+++ INPUT FOR THIS TASK +++

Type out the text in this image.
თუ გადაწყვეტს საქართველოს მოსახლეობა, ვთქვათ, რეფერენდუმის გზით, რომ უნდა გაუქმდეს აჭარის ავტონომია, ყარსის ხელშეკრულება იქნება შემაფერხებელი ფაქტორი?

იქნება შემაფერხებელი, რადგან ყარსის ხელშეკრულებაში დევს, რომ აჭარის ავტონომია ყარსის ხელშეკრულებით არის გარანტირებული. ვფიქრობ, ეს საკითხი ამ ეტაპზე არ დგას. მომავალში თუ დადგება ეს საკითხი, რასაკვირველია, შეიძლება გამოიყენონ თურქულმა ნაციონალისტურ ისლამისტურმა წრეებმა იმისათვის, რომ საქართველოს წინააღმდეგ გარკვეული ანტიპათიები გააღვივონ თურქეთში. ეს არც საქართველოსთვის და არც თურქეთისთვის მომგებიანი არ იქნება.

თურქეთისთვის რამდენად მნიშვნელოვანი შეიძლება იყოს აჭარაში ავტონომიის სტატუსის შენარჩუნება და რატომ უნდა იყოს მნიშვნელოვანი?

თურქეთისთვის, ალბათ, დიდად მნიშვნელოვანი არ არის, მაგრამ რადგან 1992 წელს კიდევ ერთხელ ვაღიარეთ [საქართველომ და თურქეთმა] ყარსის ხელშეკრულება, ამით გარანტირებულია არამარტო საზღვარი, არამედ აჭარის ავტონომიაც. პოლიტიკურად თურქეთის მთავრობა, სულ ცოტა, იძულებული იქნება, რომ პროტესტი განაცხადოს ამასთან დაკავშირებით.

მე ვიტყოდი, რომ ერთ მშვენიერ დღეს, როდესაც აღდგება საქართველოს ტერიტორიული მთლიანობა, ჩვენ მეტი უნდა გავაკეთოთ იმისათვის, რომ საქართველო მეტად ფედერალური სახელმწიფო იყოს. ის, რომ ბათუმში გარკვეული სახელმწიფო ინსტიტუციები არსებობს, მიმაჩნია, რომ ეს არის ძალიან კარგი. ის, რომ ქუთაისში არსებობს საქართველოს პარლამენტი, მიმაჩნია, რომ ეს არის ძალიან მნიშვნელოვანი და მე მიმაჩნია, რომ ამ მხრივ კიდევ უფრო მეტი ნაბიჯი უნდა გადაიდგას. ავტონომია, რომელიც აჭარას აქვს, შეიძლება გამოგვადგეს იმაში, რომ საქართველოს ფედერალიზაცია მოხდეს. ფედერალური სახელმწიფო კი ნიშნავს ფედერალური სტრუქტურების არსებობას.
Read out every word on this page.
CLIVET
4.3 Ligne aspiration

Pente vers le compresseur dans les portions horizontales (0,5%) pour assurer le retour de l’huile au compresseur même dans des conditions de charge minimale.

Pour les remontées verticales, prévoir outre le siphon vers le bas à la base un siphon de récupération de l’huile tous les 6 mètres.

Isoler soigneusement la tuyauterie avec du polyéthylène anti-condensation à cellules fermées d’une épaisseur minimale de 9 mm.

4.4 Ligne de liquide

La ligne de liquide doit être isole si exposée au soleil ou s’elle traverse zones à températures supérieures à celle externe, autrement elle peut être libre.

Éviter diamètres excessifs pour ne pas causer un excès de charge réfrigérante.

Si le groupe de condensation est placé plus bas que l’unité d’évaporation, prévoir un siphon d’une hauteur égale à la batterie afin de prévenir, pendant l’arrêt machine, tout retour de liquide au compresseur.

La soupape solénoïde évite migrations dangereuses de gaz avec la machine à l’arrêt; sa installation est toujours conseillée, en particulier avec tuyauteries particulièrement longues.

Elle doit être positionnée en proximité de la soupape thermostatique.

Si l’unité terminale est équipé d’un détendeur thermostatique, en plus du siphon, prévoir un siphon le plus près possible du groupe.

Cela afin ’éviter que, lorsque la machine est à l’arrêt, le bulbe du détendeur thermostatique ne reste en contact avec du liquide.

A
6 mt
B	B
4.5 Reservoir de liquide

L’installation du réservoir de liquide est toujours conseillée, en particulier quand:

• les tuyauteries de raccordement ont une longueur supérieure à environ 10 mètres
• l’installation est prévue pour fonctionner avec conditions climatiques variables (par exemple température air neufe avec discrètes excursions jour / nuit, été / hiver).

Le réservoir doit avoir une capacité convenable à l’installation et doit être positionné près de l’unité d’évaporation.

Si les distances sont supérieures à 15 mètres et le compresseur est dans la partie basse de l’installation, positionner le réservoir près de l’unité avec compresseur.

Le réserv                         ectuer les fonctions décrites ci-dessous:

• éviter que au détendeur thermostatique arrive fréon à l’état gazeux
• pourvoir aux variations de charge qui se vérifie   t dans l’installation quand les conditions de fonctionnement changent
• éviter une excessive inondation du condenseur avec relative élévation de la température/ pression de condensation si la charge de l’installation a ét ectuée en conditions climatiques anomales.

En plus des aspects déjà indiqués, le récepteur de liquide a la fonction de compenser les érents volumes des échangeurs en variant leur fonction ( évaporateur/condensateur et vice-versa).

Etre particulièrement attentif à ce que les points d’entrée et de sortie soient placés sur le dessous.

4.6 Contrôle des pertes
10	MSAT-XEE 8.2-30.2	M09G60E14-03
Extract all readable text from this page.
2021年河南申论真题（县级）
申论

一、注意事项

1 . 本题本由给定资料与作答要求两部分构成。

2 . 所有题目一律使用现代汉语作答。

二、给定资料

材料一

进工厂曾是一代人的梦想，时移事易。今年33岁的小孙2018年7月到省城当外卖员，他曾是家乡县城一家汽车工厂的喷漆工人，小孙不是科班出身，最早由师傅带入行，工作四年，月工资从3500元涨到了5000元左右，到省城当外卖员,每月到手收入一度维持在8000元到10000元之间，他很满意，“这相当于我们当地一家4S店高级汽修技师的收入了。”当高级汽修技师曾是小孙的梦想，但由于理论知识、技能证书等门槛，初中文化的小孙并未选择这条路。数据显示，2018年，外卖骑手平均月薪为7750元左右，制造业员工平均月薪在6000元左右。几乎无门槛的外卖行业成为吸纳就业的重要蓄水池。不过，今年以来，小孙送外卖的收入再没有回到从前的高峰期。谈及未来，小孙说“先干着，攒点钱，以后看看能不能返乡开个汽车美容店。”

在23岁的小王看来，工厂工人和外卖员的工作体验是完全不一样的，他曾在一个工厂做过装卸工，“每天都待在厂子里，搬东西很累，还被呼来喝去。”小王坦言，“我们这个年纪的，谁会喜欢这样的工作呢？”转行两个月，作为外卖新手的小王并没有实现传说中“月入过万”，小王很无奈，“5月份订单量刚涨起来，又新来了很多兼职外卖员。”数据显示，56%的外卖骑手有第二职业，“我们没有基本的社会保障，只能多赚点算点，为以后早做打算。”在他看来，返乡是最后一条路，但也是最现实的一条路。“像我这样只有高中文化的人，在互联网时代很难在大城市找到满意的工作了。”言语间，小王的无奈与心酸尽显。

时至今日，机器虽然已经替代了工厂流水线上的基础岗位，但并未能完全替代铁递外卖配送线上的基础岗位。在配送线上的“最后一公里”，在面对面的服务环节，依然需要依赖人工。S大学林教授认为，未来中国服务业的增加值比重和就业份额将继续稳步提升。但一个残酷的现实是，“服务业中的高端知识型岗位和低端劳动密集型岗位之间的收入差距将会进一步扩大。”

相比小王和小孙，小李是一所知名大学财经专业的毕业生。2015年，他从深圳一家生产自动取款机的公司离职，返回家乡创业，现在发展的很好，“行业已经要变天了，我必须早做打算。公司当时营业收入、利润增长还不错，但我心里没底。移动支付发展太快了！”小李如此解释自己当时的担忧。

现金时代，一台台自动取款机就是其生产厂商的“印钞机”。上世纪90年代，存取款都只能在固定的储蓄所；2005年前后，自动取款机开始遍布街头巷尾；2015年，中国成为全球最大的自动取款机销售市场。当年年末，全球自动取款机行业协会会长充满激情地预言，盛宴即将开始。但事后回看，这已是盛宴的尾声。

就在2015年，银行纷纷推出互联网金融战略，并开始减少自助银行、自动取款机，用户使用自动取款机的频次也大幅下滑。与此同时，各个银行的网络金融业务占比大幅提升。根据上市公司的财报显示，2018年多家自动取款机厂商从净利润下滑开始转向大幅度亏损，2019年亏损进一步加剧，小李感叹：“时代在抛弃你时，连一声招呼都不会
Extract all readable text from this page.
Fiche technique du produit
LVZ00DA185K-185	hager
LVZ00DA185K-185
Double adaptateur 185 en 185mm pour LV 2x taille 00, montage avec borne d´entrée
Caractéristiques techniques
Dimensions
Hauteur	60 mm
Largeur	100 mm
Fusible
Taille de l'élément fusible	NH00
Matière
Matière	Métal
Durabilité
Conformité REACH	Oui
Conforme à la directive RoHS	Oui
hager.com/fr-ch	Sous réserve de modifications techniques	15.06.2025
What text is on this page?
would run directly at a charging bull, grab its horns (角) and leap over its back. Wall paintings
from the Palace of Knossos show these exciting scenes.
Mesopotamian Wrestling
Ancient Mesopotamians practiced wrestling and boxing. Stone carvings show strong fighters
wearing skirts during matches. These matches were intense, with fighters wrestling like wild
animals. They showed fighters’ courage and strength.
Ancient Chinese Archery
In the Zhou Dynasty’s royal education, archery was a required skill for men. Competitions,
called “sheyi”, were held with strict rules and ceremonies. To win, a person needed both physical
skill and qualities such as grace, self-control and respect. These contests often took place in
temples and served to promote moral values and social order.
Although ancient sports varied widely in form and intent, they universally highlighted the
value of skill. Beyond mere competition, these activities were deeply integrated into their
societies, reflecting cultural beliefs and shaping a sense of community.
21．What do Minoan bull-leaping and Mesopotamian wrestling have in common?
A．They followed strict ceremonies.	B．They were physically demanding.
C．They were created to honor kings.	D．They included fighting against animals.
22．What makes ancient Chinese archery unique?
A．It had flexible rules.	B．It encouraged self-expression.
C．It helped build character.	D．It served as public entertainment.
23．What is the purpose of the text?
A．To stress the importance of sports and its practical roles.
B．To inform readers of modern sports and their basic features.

+++

** SHORT PROBLEM **
Wherever the word "What" occurs in a line of the listing, copy that line.

** WRITTEN REPLY **
What text is on this page?
21．What do Minoan bull-leaping and Mesopotamian wrestling have in common?
22．What makes ancient Chinese archery unique?
23．What is the purpose of the text?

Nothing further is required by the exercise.